- **Exercise prompt**
Reproduce every line of the records below word for word, but leave out the pictures.
---------------
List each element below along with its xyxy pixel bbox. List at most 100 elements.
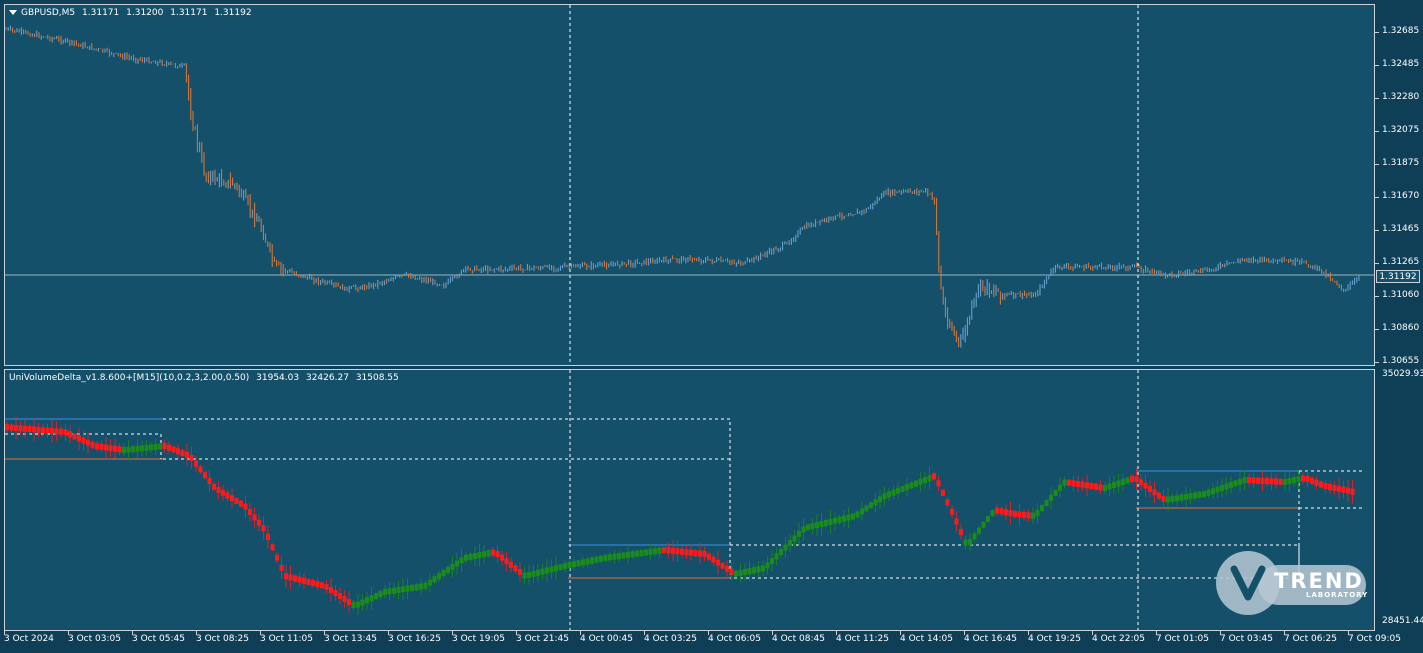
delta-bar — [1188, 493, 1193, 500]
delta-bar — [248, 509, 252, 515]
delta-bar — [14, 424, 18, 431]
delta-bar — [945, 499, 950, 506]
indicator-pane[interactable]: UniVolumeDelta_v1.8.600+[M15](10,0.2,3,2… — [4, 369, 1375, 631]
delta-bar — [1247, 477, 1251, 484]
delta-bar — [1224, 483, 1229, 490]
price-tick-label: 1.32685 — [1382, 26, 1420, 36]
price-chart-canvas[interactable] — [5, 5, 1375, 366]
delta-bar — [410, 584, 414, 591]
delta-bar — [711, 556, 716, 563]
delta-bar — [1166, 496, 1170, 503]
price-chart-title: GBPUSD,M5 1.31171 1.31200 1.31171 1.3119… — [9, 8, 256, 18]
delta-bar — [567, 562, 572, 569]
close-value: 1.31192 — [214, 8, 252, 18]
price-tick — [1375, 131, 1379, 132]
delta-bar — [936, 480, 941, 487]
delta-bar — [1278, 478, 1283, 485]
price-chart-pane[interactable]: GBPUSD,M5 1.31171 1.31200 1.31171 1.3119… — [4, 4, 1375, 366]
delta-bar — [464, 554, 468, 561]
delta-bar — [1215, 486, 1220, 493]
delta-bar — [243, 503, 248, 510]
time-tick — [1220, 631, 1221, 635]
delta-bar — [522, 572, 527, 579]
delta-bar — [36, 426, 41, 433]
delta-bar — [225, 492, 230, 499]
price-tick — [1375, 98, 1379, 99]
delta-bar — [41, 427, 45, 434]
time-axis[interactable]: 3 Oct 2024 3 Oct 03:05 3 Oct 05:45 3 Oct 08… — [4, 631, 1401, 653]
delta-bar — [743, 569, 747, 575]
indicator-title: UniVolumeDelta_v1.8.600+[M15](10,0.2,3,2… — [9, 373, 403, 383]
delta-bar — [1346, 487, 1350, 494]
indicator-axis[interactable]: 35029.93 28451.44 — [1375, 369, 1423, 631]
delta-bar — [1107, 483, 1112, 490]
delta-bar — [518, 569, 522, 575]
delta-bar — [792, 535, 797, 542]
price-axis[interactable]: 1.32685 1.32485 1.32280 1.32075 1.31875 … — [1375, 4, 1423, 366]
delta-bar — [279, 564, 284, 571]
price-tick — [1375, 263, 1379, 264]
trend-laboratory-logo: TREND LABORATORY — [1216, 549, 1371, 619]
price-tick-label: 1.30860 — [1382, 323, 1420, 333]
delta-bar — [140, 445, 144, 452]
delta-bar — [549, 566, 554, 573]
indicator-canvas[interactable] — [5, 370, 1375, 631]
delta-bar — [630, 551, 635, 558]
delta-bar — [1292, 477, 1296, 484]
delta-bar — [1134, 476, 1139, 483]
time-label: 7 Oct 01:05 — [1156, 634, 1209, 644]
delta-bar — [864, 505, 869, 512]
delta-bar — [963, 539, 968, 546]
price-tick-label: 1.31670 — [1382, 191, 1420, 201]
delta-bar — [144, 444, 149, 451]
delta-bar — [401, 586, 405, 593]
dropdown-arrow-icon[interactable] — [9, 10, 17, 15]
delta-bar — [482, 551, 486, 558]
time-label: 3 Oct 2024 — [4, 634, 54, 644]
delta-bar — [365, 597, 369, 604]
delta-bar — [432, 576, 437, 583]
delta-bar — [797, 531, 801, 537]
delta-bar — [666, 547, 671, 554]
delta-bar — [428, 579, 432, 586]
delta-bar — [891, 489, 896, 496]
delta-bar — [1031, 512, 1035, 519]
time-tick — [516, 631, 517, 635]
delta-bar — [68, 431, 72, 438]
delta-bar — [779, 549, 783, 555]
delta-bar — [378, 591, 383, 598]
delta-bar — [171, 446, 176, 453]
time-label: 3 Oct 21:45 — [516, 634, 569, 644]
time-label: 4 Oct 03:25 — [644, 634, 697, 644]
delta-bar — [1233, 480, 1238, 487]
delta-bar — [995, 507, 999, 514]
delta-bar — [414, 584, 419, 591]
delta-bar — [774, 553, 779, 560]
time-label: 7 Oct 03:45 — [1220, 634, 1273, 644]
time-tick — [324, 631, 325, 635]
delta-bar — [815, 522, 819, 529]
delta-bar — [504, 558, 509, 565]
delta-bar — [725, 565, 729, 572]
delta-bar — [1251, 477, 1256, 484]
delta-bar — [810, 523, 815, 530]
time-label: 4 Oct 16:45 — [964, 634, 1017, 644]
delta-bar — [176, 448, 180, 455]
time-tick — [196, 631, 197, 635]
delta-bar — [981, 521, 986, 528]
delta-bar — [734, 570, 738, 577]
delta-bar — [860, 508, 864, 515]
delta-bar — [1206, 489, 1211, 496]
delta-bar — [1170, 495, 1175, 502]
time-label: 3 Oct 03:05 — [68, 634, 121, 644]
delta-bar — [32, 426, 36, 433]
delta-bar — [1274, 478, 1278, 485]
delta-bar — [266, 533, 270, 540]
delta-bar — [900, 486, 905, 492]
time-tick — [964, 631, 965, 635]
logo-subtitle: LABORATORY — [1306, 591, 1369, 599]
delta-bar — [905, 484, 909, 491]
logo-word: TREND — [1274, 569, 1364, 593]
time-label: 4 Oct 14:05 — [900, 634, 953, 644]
---------------
- **Answer to the problem**
List each element below along with its xyxy pixel bbox. List at most 100 elements.
delta-bar — [1188, 493, 1193, 500]
delta-bar — [248, 509, 252, 515]
delta-bar — [14, 424, 18, 431]
delta-bar — [945, 499, 950, 506]
indicator-pane[interactable]: UniVolumeDelta_v1.8.600+[M15](10,0.2,3,2… — [4, 369, 1375, 631]
delta-bar — [1247, 477, 1251, 484]
delta-bar — [1224, 483, 1229, 490]
price-tick-label: 1.32685 — [1382, 26, 1420, 36]
price-chart-canvas[interactable] — [5, 5, 1375, 366]
delta-bar — [410, 584, 414, 591]
delta-bar — [711, 556, 716, 563]
delta-bar — [1166, 496, 1170, 503]
price-chart-title: GBPUSD,M5 1.31171 1.31200 1.31171 1.3119… — [9, 8, 256, 18]
delta-bar — [567, 562, 572, 569]
close-value: 1.31192 — [214, 8, 252, 18]
price-tick — [1375, 131, 1379, 132]
delta-bar — [936, 480, 941, 487]
delta-bar — [1278, 478, 1283, 485]
price-chart-pane[interactable]: GBPUSD,M5 1.31171 1.31200 1.31171 1.3119… — [4, 4, 1375, 366]
delta-bar — [464, 554, 468, 561]
delta-bar — [1215, 486, 1220, 493]
delta-bar — [243, 503, 248, 510]
time-tick — [1220, 631, 1221, 635]
delta-bar — [522, 572, 527, 579]
delta-bar — [36, 426, 41, 433]
delta-bar — [225, 492, 230, 499]
price-tick — [1375, 98, 1379, 99]
delta-bar — [41, 427, 45, 434]
time-axis[interactable]: 3 Oct 2024 3 Oct 03:05 3 Oct 05:45 3 Oct 08… — [4, 631, 1401, 653]
delta-bar — [743, 569, 747, 575]
indicator-title: UniVolumeDelta_v1.8.600+[M15](10,0.2,3,2… — [9, 373, 403, 383]
delta-bar — [1346, 487, 1350, 494]
indicator-axis[interactable]: 35029.93 28451.44 — [1375, 369, 1423, 631]
delta-bar — [1107, 483, 1112, 490]
delta-bar — [518, 569, 522, 575]
delta-bar — [792, 535, 797, 542]
price-axis[interactable]: 1.32685 1.32485 1.32280 1.32075 1.31875 … — [1375, 4, 1423, 366]
delta-bar — [279, 564, 284, 571]
price-tick — [1375, 263, 1379, 264]
trend-laboratory-logo: TREND LABORATORY — [1216, 549, 1371, 619]
price-tick-label: 1.30860 — [1382, 323, 1420, 333]
delta-bar — [140, 445, 144, 452]
delta-bar — [549, 566, 554, 573]
indicator-canvas[interactable] — [5, 370, 1375, 631]
delta-bar — [630, 551, 635, 558]
delta-bar — [1292, 477, 1296, 484]
delta-bar — [1134, 476, 1139, 483]
time-label: 7 Oct 01:05 — [1156, 634, 1209, 644]
delta-bar — [864, 505, 869, 512]
delta-bar — [963, 539, 968, 546]
price-tick-label: 1.31670 — [1382, 191, 1420, 201]
delta-bar — [144, 444, 149, 451]
delta-bar — [401, 586, 405, 593]
dropdown-arrow-icon[interactable] — [9, 10, 17, 15]
delta-bar — [482, 551, 486, 558]
time-label: 3 Oct 2024 — [4, 634, 54, 644]
delta-bar — [365, 597, 369, 604]
delta-bar — [432, 576, 437, 583]
delta-bar — [797, 531, 801, 537]
delta-bar — [666, 547, 671, 554]
delta-bar — [428, 579, 432, 586]
delta-bar — [891, 489, 896, 496]
delta-bar — [1031, 512, 1035, 519]
time-tick — [516, 631, 517, 635]
delta-bar — [68, 431, 72, 438]
delta-bar — [779, 549, 783, 555]
delta-bar — [378, 591, 383, 598]
delta-bar — [171, 446, 176, 453]
time-label: 3 Oct 21:45 — [516, 634, 569, 644]
time-label: 4 Oct 03:25 — [644, 634, 697, 644]
delta-bar — [1233, 480, 1238, 487]
delta-bar — [995, 507, 999, 514]
delta-bar — [414, 584, 419, 591]
delta-bar — [774, 553, 779, 560]
time-label: 7 Oct 03:45 — [1220, 634, 1273, 644]
time-tick — [324, 631, 325, 635]
delta-bar — [815, 522, 819, 529]
delta-bar — [504, 558, 509, 565]
delta-bar — [725, 565, 729, 572]
delta-bar — [1251, 477, 1256, 484]
delta-bar — [810, 523, 815, 530]
time-label: 4 Oct 16:45 — [964, 634, 1017, 644]
delta-bar — [176, 448, 180, 455]
time-tick — [196, 631, 197, 635]
delta-bar — [981, 521, 986, 528]
delta-bar — [734, 570, 738, 577]
delta-bar — [860, 508, 864, 515]
delta-bar — [1206, 489, 1211, 496]
delta-bar — [1170, 495, 1175, 502]
time-label: 3 Oct 03:05 — [68, 634, 121, 644]
delta-bar — [32, 426, 36, 433]
delta-bar — [1274, 478, 1278, 485]
delta-bar — [266, 533, 270, 540]
delta-bar — [900, 486, 905, 492]
time-tick — [964, 631, 965, 635]
logo-subtitle: LABORATORY — [1306, 591, 1369, 599]
delta-bar — [905, 484, 909, 491]
logo-word: TREND — [1274, 569, 1364, 593]
time-label: 4 Oct 14:05 — [900, 634, 953, 644]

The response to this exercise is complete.